GIVEN DATA:
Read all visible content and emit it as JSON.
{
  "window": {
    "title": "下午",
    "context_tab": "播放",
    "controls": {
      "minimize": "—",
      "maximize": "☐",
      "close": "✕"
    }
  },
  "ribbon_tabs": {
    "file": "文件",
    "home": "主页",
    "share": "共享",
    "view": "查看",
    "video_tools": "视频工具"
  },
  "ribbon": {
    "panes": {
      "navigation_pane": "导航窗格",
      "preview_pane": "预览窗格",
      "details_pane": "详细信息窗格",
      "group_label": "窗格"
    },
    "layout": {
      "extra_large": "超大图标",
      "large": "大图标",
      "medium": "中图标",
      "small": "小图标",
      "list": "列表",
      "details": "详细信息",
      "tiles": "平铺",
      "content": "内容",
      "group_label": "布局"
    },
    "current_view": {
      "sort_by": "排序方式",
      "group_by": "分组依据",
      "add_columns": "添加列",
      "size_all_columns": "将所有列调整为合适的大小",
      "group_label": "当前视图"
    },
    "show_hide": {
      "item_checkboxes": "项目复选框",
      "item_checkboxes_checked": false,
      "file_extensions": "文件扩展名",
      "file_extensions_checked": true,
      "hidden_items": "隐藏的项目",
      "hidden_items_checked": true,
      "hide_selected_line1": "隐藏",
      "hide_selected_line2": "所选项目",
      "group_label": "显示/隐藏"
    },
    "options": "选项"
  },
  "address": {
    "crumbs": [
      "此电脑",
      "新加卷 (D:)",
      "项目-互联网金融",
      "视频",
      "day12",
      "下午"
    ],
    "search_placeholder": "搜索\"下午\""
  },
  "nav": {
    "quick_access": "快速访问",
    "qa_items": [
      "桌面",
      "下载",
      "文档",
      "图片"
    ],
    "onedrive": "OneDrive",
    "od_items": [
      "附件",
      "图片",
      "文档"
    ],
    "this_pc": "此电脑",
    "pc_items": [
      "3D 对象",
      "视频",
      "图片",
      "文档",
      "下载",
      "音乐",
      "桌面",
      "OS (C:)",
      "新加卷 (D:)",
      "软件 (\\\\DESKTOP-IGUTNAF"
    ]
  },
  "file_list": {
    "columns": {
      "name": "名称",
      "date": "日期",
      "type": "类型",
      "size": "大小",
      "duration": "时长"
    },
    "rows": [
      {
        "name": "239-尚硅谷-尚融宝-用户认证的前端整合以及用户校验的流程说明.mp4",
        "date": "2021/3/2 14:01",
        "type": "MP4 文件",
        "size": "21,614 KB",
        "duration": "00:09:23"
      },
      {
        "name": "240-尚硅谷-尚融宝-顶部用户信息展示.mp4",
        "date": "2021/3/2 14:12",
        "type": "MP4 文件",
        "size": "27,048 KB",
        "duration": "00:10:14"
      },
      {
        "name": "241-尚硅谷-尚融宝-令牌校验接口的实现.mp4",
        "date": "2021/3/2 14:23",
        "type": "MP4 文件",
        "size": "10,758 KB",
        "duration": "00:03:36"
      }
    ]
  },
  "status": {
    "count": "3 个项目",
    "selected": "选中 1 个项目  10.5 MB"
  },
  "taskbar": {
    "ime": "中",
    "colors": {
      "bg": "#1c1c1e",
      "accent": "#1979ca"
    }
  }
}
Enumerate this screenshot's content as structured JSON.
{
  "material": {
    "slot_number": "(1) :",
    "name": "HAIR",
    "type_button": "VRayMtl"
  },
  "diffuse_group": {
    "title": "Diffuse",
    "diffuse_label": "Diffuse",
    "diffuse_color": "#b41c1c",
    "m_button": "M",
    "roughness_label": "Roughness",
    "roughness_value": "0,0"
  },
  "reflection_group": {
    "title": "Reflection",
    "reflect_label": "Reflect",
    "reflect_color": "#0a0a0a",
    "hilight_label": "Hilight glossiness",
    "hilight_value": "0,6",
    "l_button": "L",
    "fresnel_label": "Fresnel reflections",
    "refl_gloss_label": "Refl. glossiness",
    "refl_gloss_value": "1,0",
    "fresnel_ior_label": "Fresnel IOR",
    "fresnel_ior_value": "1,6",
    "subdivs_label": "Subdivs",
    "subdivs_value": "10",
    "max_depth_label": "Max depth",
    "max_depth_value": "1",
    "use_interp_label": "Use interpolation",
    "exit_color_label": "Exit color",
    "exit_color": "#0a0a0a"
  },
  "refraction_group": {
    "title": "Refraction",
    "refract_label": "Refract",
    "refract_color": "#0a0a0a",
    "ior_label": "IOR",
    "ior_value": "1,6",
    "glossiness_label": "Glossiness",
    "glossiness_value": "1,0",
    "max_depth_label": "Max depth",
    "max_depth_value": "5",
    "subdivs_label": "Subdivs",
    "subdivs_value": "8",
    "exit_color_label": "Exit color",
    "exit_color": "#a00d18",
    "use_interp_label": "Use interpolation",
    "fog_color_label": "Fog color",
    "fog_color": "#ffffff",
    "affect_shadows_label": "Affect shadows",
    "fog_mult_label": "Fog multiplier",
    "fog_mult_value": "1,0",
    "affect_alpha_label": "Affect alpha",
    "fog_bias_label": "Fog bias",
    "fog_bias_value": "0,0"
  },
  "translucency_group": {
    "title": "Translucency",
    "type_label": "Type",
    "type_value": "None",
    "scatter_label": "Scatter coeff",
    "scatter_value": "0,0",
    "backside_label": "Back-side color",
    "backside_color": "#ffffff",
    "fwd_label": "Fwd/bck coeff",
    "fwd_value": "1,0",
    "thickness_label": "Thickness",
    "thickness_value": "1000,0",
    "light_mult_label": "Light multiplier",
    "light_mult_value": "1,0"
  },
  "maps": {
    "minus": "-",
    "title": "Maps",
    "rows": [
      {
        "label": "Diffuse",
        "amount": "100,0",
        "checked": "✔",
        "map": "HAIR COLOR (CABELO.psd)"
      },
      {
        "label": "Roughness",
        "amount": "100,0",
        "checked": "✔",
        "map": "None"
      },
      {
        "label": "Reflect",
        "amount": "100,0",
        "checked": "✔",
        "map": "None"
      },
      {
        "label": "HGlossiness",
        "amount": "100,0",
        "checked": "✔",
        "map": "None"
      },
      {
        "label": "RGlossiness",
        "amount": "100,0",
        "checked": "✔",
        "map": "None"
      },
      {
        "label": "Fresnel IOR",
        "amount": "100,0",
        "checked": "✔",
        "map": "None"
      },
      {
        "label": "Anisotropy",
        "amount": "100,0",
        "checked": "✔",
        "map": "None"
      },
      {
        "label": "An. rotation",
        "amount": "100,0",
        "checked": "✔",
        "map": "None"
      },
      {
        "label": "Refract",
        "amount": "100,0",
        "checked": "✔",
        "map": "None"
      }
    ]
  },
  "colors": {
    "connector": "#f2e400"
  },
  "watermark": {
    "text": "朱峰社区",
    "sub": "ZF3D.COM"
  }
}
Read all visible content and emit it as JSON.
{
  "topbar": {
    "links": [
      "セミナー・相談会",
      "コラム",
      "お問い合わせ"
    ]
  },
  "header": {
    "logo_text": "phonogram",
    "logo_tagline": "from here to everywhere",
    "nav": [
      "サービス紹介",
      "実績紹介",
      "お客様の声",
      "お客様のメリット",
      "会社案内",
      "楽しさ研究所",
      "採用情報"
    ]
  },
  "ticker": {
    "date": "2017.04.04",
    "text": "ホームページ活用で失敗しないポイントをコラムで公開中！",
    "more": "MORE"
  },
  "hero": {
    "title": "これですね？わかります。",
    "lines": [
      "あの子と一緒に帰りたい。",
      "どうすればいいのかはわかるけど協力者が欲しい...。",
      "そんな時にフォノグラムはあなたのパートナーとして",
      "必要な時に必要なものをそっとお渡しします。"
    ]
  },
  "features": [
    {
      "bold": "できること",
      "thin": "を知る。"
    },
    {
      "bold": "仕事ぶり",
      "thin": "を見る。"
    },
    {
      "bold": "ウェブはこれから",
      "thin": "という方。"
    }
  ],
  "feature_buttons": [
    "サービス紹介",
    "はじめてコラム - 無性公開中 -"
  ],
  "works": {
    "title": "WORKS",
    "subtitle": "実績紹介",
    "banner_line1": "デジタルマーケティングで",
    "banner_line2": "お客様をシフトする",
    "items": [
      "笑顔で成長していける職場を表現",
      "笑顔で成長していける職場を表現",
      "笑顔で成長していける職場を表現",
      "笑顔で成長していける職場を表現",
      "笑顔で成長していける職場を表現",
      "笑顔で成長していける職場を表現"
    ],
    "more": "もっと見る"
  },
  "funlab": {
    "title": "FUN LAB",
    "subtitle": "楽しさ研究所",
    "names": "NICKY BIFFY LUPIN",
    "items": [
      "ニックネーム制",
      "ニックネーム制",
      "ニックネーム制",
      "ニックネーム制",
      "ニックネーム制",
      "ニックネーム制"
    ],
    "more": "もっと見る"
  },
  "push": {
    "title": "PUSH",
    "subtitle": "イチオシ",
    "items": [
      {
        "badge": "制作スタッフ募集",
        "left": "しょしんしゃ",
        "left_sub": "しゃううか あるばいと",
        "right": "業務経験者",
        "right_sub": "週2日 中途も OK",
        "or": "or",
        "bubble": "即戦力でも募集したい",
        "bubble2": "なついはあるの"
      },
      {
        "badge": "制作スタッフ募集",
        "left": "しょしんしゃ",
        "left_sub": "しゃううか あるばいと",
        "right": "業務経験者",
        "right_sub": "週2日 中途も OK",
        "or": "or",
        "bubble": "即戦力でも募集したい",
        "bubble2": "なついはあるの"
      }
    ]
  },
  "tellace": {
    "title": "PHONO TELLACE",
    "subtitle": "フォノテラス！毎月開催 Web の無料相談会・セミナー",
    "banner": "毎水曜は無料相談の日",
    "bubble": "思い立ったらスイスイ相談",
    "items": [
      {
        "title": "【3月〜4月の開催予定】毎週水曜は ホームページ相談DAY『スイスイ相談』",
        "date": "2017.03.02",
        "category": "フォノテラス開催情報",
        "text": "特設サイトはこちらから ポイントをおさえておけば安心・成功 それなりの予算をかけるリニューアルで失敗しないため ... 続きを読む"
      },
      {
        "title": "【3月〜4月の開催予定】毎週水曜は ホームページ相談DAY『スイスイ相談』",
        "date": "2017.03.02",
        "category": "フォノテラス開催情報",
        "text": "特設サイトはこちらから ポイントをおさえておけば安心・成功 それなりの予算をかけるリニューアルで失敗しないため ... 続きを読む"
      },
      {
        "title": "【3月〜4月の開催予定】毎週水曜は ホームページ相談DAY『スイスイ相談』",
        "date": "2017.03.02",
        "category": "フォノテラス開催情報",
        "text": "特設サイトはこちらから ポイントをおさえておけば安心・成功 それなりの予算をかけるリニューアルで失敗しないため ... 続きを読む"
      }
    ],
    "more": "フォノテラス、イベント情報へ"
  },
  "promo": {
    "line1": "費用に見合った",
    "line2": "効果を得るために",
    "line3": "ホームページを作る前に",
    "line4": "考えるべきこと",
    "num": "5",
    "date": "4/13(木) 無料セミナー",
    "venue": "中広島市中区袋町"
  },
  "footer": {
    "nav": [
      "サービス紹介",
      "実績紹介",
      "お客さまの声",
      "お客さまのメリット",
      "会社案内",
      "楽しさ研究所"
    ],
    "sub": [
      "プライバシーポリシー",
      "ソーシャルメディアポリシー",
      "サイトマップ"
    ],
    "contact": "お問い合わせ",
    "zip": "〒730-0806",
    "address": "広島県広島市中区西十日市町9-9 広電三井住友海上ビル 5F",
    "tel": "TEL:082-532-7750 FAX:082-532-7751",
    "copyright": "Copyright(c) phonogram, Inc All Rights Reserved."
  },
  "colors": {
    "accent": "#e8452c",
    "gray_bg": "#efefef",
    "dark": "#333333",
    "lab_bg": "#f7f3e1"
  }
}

TASK BRIEF: Look for lines containing the string "subtitle" and copy them all.

WRITTEN ANSWER:
    "subtitle": "実績紹介",
    "subtitle": "楽しさ研究所",
    "subtitle": "イチオシ",
    "subtitle": "フォノテラス！毎月開催 Web の無料相談会・セミナー",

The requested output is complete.